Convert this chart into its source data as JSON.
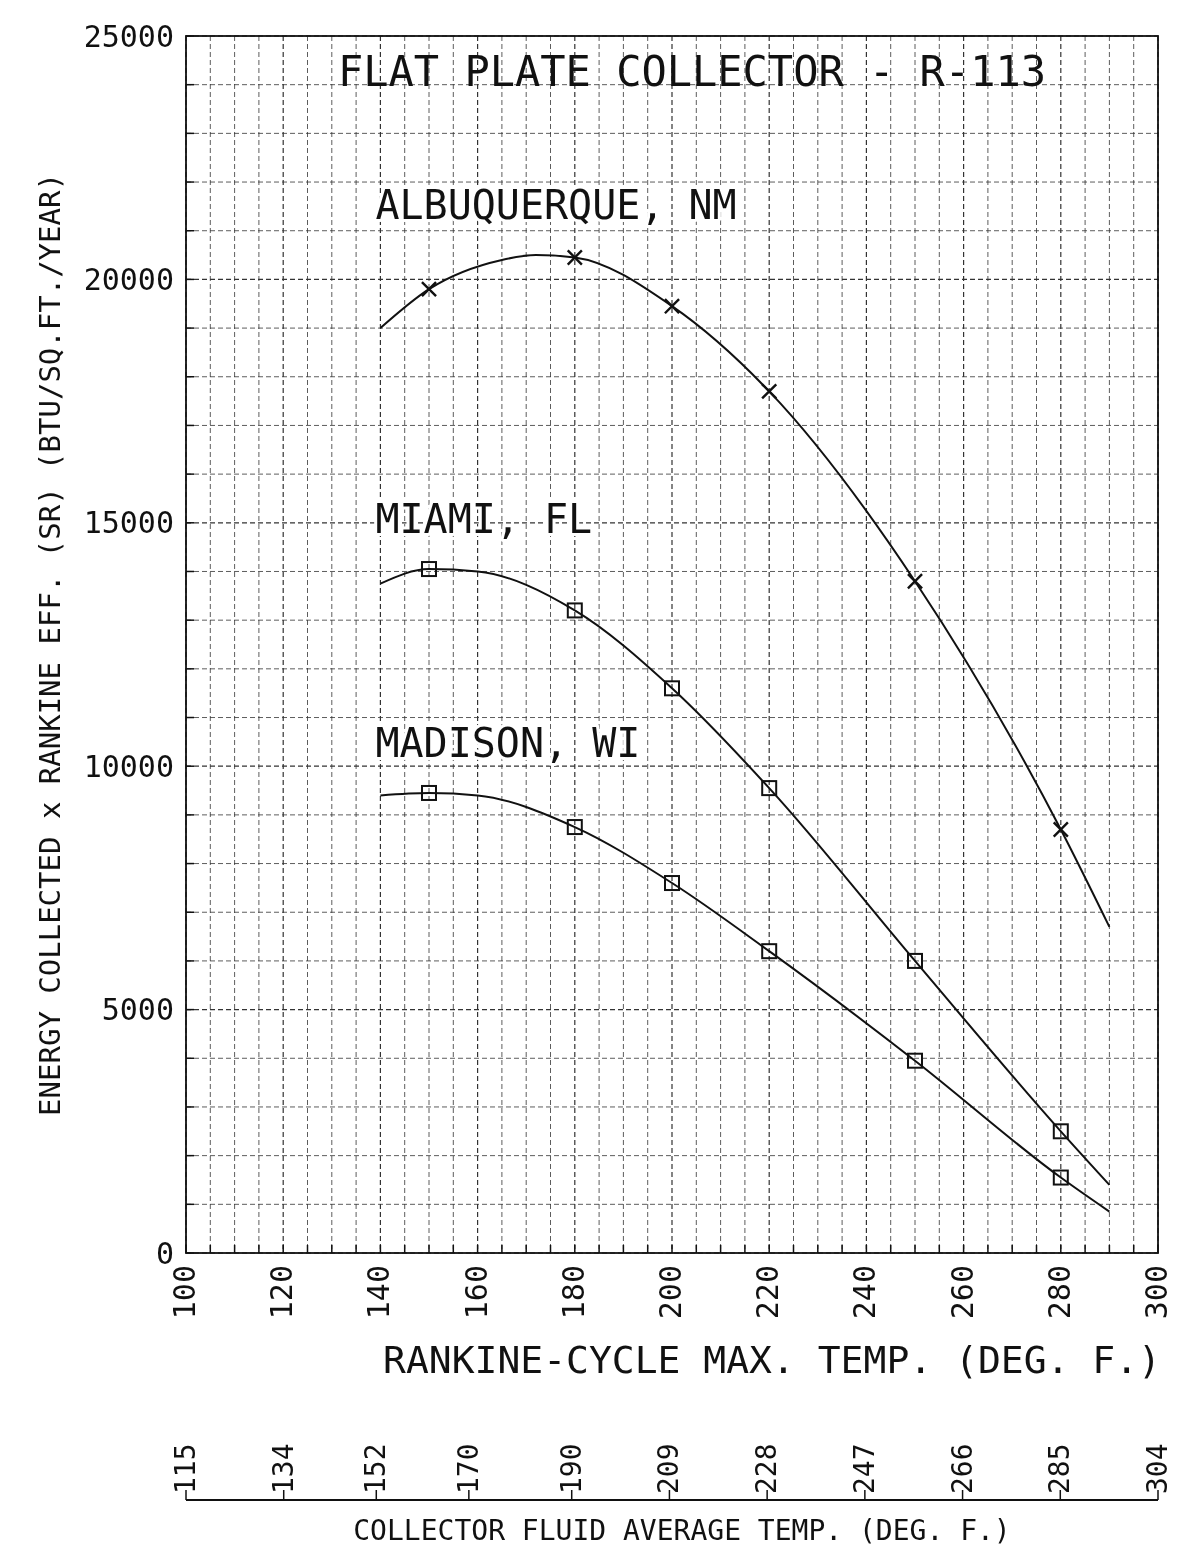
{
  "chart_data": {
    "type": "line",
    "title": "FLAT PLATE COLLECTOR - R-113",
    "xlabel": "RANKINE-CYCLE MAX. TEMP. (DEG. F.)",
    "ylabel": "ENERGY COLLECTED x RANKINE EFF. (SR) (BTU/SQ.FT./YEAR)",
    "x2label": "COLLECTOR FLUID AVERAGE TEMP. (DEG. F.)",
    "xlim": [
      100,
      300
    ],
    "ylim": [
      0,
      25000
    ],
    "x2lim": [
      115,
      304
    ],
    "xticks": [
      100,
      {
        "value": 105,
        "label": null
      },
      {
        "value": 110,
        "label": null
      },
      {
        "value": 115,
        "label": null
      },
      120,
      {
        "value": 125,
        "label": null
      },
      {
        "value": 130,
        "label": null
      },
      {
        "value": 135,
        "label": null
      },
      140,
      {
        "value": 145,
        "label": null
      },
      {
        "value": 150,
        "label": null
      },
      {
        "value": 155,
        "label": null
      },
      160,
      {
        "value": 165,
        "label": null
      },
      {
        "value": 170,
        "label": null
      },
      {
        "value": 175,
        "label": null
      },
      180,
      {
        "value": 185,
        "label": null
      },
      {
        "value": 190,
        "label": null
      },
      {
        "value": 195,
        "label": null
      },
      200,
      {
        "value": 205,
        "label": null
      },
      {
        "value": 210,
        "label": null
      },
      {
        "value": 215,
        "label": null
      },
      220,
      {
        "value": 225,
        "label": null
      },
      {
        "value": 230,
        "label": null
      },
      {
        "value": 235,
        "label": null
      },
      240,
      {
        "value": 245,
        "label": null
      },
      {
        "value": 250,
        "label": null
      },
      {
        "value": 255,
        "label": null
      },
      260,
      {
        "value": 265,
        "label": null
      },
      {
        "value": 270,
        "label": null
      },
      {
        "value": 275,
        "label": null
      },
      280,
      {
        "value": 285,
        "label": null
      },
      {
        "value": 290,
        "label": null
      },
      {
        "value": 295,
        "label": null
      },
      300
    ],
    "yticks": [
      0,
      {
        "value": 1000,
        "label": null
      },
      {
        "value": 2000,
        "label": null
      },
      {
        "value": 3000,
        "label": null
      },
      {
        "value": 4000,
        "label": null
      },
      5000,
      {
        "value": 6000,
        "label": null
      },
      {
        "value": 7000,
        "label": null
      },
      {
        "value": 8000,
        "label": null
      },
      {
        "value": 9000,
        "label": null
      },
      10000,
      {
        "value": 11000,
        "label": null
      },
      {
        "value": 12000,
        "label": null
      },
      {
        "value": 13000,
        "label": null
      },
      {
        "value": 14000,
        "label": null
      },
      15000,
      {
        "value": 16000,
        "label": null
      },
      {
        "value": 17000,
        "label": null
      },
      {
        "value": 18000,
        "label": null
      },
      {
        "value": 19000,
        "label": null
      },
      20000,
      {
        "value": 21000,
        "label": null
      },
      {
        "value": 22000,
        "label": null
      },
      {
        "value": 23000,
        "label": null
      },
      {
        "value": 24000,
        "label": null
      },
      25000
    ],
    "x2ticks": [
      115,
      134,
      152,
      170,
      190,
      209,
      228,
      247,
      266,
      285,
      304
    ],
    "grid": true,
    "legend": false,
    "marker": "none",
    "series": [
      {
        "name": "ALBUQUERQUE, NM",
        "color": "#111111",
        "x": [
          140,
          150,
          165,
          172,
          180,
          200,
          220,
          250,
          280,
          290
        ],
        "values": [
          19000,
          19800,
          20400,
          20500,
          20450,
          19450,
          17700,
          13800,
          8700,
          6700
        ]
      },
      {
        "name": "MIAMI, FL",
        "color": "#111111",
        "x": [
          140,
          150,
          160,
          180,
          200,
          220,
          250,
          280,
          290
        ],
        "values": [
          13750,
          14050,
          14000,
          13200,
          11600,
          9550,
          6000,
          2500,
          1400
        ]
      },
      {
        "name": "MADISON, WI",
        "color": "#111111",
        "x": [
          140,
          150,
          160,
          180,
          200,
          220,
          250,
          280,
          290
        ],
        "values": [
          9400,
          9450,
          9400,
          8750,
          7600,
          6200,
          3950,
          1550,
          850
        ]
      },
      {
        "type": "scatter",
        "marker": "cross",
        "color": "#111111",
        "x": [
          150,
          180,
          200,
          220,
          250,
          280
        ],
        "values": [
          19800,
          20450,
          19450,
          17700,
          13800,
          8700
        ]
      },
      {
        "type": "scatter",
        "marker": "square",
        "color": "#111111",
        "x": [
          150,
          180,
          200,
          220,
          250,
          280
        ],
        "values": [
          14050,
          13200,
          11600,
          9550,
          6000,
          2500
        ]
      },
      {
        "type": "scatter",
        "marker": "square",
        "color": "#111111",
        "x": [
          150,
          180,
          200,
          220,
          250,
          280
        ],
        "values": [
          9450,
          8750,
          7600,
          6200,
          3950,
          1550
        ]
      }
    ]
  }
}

============

[Directions for this task] Find how many lines hold the string "TEMP", and state that number alone.

[Task result] 2